# dai problemi



## Maria_del_Valle

No consigo encontrar un sentido a esta frase. Ayuda por favor. *"Dai problemi di cuore e di lavoro con i quali si é dibattuta in Grey's Anatomy, serie televisiva che l'ha resa famosissima in Italia, all'atmosfera spensierata della nostra capitale" *
*Por los problemas de corazón con los cuales se ha debatido en Anatomía de Grey, serie televisiva que la ha hecho famosísima en Italia, en la atmósfera  ????? de nuestra capital. *
*Gracias*


----------



## irene.acler

¿Luego la frase sigue, o termina así?

_Desde/De los problemas de corazón con los cuales se ha debatido en Anatomía de Grey, serie televisiva que la ha hecho famosísima en Italia, hasta/a la atmósfera despreocupada de nuestra capital._


----------



## Antpax

Hola:

No termino de verlo, aunque claro, tampoco entiendo muy bien el italiano. Me suena raro que se debatan cosas en una serie de televisión. Yo diría más bien que sería "tratados en Anatomía de Grey" o incluso "que son (la base del) argumento de Anatomía de Grey". Por otro lado, supongo que será "que se ha hecho famosísima".

De todas formas esperar a ver más opiniones que no termino entender de que va el asunto.

Saludos.

Ant


----------



## neutrino2

Hola Maria, se está hablando de una actriz de Anatomía de Grey, ¿verdad?

Si es así está bien "que la ha hecho famosísima", el subjeto es la serie de televisión y el objeto es esta actriz.

En este caso "dibattersi con dei problemi" tiene el sentido de "enfrentarse con", no de dibatir con palabras (como en un juzgado por ejemplo).

Entonces yo traduciría así:

Desde los problemas de corazón y de trabajo con los cuales tuvo que enfrentarse en Anatomía de Grey (...) a ...


----------



## Maria_del_Valle

irene.acler said:


> ¿Luego la frase sigue, o termina así?
> 
> _Desde/De los problemas de corazón con los cuales se ha debatido en Anatomía de Grey, serie televisiva que la ha hecho famosísima en Italia, hasta/a la atmósfera despreocupada de nuestra capital._


  Gracias!!!!...ahora sí la entiendo.


----------



## Antpax

neutrino2 said:


> Hola Maria, se está hablando de una actriz de Anatomía de Grey, ¿verdad?
> 
> Si es así está bien "que la ha hecho famosísima", el subjeto es la serie de televisión y el objeto es esta actriz.

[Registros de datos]
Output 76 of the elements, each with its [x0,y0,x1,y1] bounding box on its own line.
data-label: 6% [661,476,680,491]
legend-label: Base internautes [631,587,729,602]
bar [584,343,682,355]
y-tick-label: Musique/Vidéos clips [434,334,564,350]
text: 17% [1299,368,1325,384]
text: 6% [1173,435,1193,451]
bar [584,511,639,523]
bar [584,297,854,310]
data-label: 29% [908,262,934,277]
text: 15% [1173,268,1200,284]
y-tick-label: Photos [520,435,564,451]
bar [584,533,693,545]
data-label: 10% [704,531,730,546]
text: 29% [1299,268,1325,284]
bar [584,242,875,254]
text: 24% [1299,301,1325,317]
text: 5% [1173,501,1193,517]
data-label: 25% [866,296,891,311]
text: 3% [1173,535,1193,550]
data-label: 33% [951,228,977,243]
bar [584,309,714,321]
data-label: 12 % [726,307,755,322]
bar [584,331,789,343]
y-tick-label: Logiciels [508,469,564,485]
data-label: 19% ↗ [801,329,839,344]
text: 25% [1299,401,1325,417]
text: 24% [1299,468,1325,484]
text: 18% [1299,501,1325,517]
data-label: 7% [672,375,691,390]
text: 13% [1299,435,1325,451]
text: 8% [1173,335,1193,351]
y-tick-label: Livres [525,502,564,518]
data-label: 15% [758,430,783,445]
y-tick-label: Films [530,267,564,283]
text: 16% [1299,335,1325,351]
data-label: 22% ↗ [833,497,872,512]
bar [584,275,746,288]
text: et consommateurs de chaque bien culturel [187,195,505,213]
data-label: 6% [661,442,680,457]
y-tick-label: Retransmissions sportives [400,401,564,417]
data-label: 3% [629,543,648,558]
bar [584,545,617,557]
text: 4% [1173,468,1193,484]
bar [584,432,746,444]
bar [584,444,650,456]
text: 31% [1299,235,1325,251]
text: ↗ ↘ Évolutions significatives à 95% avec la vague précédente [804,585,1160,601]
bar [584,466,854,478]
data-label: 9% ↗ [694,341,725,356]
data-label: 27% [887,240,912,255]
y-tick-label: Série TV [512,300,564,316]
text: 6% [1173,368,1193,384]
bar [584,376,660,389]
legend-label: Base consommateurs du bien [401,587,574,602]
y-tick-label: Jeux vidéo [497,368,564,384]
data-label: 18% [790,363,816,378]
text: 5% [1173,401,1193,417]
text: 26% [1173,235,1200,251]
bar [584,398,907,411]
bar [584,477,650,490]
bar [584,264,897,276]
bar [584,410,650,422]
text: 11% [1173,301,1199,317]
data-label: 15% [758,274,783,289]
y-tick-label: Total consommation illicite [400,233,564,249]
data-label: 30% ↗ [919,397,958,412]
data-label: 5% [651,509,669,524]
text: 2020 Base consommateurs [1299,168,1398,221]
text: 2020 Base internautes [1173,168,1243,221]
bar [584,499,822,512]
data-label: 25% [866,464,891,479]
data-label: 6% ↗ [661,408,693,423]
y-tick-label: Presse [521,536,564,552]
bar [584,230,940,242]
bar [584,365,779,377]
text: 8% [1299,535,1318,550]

▸ **OBJETIVO**: Actualiza el fragmento del hilo sobre la frase italiana que empieza en "## neutrino2" y termina en "juzgado por ejemplo).", y pon "intérprete" en lugar de "actriz".

▸ **RESULTADO CORRECTO**:
## neutrino2

Hola Maria, se está hablando de una intérprete de Anatomía de Grey, ¿verdad?

Si es así está bien "que la ha hecho famosísima", el subjeto es la serie de televisión y el objeto es esta intérprete.

En este caso "dibattersi con dei problemi" tiene el sentido de "enfrentarse con", no de dibatir con palabras (como en un juzgado por ejemplo).